# Request
All of the data must be printed exactly; please include every line.

# Extracted information

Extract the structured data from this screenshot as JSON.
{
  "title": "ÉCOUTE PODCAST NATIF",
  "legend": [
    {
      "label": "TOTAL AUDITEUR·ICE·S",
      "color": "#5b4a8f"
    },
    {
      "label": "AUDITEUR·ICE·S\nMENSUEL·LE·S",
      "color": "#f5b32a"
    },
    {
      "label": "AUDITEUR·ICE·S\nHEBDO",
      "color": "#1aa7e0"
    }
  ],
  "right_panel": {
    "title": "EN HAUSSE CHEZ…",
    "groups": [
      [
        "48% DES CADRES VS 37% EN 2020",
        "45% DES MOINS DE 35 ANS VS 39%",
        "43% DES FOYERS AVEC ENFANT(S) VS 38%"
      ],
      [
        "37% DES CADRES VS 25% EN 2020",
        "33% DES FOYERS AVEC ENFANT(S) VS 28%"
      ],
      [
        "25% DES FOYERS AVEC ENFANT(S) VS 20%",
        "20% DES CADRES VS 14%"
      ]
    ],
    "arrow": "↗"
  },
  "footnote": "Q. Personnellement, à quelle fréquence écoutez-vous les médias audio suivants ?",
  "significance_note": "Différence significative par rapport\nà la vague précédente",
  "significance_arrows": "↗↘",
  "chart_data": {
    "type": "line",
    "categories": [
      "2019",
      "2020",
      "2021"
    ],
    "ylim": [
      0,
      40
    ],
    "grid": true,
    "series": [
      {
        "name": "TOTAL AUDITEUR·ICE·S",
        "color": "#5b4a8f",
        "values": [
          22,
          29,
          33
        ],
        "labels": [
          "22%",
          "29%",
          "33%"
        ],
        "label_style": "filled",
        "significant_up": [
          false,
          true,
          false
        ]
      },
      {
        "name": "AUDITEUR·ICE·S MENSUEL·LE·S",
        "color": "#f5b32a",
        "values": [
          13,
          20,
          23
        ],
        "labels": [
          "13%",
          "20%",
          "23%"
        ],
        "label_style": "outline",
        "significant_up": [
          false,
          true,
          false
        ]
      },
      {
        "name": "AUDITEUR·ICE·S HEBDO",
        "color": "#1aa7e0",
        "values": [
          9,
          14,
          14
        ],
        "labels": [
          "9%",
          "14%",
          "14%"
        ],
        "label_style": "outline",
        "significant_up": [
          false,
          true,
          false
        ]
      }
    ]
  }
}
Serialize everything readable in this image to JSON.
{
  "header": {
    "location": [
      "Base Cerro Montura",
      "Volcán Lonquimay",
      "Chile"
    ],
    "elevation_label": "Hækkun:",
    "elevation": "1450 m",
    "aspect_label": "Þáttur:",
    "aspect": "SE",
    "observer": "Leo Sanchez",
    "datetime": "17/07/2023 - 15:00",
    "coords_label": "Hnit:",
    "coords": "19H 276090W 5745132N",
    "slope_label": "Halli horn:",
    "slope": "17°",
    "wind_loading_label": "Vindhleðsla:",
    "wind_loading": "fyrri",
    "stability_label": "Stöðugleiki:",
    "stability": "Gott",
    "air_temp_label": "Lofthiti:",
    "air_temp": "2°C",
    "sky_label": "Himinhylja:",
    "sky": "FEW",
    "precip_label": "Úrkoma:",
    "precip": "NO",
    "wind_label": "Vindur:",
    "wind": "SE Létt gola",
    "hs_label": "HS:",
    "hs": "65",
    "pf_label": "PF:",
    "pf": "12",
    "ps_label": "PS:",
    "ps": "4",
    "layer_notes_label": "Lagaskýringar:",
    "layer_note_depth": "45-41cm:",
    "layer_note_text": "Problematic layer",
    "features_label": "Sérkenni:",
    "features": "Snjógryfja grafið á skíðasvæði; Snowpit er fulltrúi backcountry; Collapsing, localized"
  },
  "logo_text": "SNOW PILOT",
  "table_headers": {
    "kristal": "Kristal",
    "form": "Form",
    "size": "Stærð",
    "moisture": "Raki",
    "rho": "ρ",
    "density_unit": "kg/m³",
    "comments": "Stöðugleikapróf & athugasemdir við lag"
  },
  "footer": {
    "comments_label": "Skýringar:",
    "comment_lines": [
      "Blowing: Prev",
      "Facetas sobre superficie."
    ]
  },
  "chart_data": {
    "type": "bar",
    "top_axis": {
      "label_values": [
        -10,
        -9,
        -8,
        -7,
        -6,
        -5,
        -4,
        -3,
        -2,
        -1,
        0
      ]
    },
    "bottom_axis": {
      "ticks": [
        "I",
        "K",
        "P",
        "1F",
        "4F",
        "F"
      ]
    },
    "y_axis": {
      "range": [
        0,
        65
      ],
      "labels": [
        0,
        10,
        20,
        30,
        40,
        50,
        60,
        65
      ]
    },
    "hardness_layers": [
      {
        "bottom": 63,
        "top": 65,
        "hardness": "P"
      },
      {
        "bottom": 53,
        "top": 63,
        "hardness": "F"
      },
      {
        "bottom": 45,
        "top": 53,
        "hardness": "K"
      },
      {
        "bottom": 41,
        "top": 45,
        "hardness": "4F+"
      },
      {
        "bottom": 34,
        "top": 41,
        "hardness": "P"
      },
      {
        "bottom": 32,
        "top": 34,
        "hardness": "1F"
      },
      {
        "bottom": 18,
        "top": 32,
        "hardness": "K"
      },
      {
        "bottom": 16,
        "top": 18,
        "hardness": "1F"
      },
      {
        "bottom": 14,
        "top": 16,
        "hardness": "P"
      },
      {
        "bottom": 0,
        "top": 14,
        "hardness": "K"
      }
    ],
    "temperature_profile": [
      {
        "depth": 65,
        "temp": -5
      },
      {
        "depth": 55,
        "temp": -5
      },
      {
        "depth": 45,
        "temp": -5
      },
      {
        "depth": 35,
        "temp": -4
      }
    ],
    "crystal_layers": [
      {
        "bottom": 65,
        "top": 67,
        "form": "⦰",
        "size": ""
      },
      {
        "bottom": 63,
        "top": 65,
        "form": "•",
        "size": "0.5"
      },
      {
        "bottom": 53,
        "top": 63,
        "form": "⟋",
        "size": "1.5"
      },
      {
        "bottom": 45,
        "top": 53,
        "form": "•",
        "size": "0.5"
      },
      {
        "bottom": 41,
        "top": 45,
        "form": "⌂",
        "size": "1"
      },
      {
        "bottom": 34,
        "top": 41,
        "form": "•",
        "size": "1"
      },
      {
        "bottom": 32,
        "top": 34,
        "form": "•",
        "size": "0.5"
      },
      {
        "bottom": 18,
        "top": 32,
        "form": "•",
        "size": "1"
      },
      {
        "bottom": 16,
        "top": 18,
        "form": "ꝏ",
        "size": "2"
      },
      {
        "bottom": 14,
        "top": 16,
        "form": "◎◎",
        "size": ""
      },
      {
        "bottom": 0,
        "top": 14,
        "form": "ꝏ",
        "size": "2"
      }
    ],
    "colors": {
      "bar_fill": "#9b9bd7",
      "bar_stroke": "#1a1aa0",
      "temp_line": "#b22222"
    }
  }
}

# Correct output
Extract the structured data from this screenshot as JSON.
{
  "title": "ÉCOUTE PODCAST NATIF",
  "legend": [
    {
      "label": "TOTAL AUDITEUR·ICE·S",
      "color": "#5b4a8f"
    },
    {
      "label": "AUDITEUR·ICE·S\nMENSUEL·LE·S",
      "color": "#f5b32a"
    },
    {
      "label": "AUDITEUR·ICE·S\nHEBDO",
      "color": "#1aa7e0"
    }
  ],
  "right_panel": {
    "title": "EN HAUSSE CHEZ…",
    "groups": [
      [
        "48% DES CADRES VS 37% EN 2020",
        "45% DES MOINS DE 35 ANS VS 39%",
        "43% DES FOYERS AVEC ENFANT(S) VS 38%"
      ],
      [
        "37% DES CADRES VS 25% EN 2020",
        "33% DES FOYERS AVEC ENFANT(S) VS 28%"
      ],
      [
        "25% DES FOYERS AVEC ENFANT(S) VS 20%",
        "20% DES CADRES VS 14%"
      ]
    ],
    "arrow": "↗"
  },
  "footnote": "Q. Personnellement, à quelle fréquence écoutez-vous les médias audio suivants ?",
  "significance_note": "Différence significative par rapport\nà la vague précédente",
  "significance_arrows": "↗↘",
  "chart_data": {
    "type": "line",
    "categories": [
      "2019",
      "2020",
      "2021"
    ],
    "ylim": [
      0,
      40
    ],
    "grid": true,
    "series": [
      {
        "name": "TOTAL AUDITEUR·ICE·S",
        "color": "#5b4a8f",
        "values": [
          22,
          29,
          33
        ],
        "labels": [
          "22%",
          "29%",
          "33%"
        ],
        "label_style": "filled",
        "significant_up": [
          false,
          true,
          false
        ]
      },
      {
        "name": "AUDITEUR·ICE·S MENSUEL·LE·S",
        "color": "#f5b32a",
        "values": [
          13,
          20,
          23
        ],
        "labels": [
          "13%",
          "20%",
          "23%"
        ],
        "label_style": "outline",
        "significant_up": [
          false,
          true,
          false
        ]
      },
      {
        "name": "AUDITEUR·ICE·S HEBDO",
        "color": "#1aa7e0",
        "values": [
          9,
          14,
          14
        ],
        "labels": [
          "9%",
          "14%",
          "14%"
        ],
        "label_style": "outline",
        "significant_up": [
          false,
          true,
          false
        ]
      }
    ]
  }
}
Serialize everything readable in this image to JSON.
{
  "header": {
    "location": [
      "Base Cerro Montura",
      "Volcán Lonquimay",
      "Chile"
    ],
    "elevation_label": "Hækkun:",
    "elevation": "1450 m",
    "aspect_label": "Þáttur:",
    "aspect": "SE",
    "observer": "Leo Sanchez",
    "datetime": "17/07/2023 - 15:00",
    "coords_label": "Hnit:",
    "coords": "19H 276090W 5745132N",
    "slope_label": "Halli horn:",
    "slope": "17°",
    "wind_loading_label": "Vindhleðsla:",
    "wind_loading": "fyrri",
    "stability_label": "Stöðugleiki:",
    "stability": "Gott",
    "air_temp_label": "Lofthiti:",
    "air_temp": "2°C",
    "sky_label": "Himinhylja:",
    "sky": "FEW",
    "precip_label": "Úrkoma:",
    "precip": "NO",
    "wind_label": "Vindur:",
    "wind": "SE Létt gola",
    "hs_label": "HS:",
    "hs": "65",
    "pf_label": "PF:",
    "pf": "12",
    "ps_label": "PS:",
    "ps": "4",
    "layer_notes_label": "Lagaskýringar:",
    "layer_note_depth": "45-41cm:",
    "layer_note_text": "Problematic layer",
    "features_label": "Sérkenni:",
    "features": "Snjógryfja grafið á skíðasvæði; Snowpit er fulltrúi backcountry; Collapsing, localized"
  },
  "logo_text": "SNOW PILOT",
  "table_headers": {
    "kristal": "Kristal",
    "form": "Form",
    "size": "Stærð",
    "moisture": "Raki",
    "rho": "ρ",
    "density_unit": "kg/m³",
    "comments": "Stöðugleikapróf & athugasemdir við lag"
  },
  "footer": {
    "comments_label": "Skýringar:",
    "comment_lines": [
      "Blowing: Prev",
      "Facetas sobre superficie."
    ]
  },
  "chart_data": {
    "type": "bar",
    "top_axis": {
      "label_values": [
        -10,
        -9,
        -8,
        -7,
        -6,
        -5,
        -4,
        -3,
        -2,
        -1,
        0
      ]
    },
    "bottom_axis": {
      "ticks": [
        "I",
        "K",
        "P",
        "1F",
        "4F",
        "F"
      ]
    },
    "y_axis": {
      "range": [
        0,
        65
      ],
      "labels": [
        0,
        10,
        20,
        30,
        40,
        50,
        60,
        65
      ]
    },
    "hardness_layers": [
      {
        "bottom": 63,
        "top": 65,
        "hardness": "P"
      },
      {
        "bottom": 53,
        "top": 63,
        "hardness": "F"
      },
      {
        "bottom": 45,
        "top": 53,
        "hardness": "K"
      },
      {
        "bottom": 41,
        "top": 45,
        "hardness": "4F+"
      },
      {
        "bottom": 34,
        "top": 41,
        "hardness": "P"
      },
      {
        "bottom": 32,
        "top": 34,
        "hardness": "1F"
      },
      {
        "bottom": 18,
        "top": 32,
        "hardness": "K"
      },
      {
        "bottom": 16,
        "top": 18,
        "hardness": "1F"
      },
      {
        "bottom": 14,
        "top": 16,
        "hardness": "P"
      },
      {
        "bottom": 0,
        "top": 14,
        "hardness": "K"
      }
    ],
    "temperature_profile": [
      {
        "depth": 65,
        "temp": -5
      },
      {
        "depth": 55,
        "temp": -5
      },
      {
        "depth": 45,
        "temp": -5
      },
      {
        "depth": 35,
        "temp": -4
      }
    ],
    "crystal_layers": [
      {
        "bottom": 65,
        "top": 67,
        "form": "⦰",
        "size": ""
      },
      {
        "bottom": 63,
        "top": 65,
        "form": "•",
        "size": "0.5"
      },
      {
        "bottom": 53,
        "top": 63,
        "form": "⟋",
        "size": "1.5"
      },
      {
        "bottom": 45,
        "top": 53,
        "form": "•",
        "size": "0.5"
      },
      {
        "bottom": 41,
        "top": 45,
        "form": "⌂",
        "size": "1"
      },
      {
        "bottom": 34,
        "top": 41,
        "form": "•",
        "size": "1"
      },
      {
        "bottom": 32,
        "top": 34,
        "form": "•",
        "size": "0.5"
      },
      {
        "bottom": 18,
        "top": 32,
        "form": "•",
        "size": "1"
      },
      {
        "bottom": 16,
        "top": 18,
        "form": "ꝏ",
        "size": "2"
      },
      {
        "bottom": 14,
        "top": 16,
        "form": "◎◎",
        "size": ""
      },
      {
        "bottom": 0,
        "top": 14,
        "form": "ꝏ",
        "size": "2"
      }
    ],
    "colors": {
      "bar_fill": "#9b9bd7",
      "bar_stroke": "#1a1aa0",
      "temp_line": "#b22222"
    }
  }
}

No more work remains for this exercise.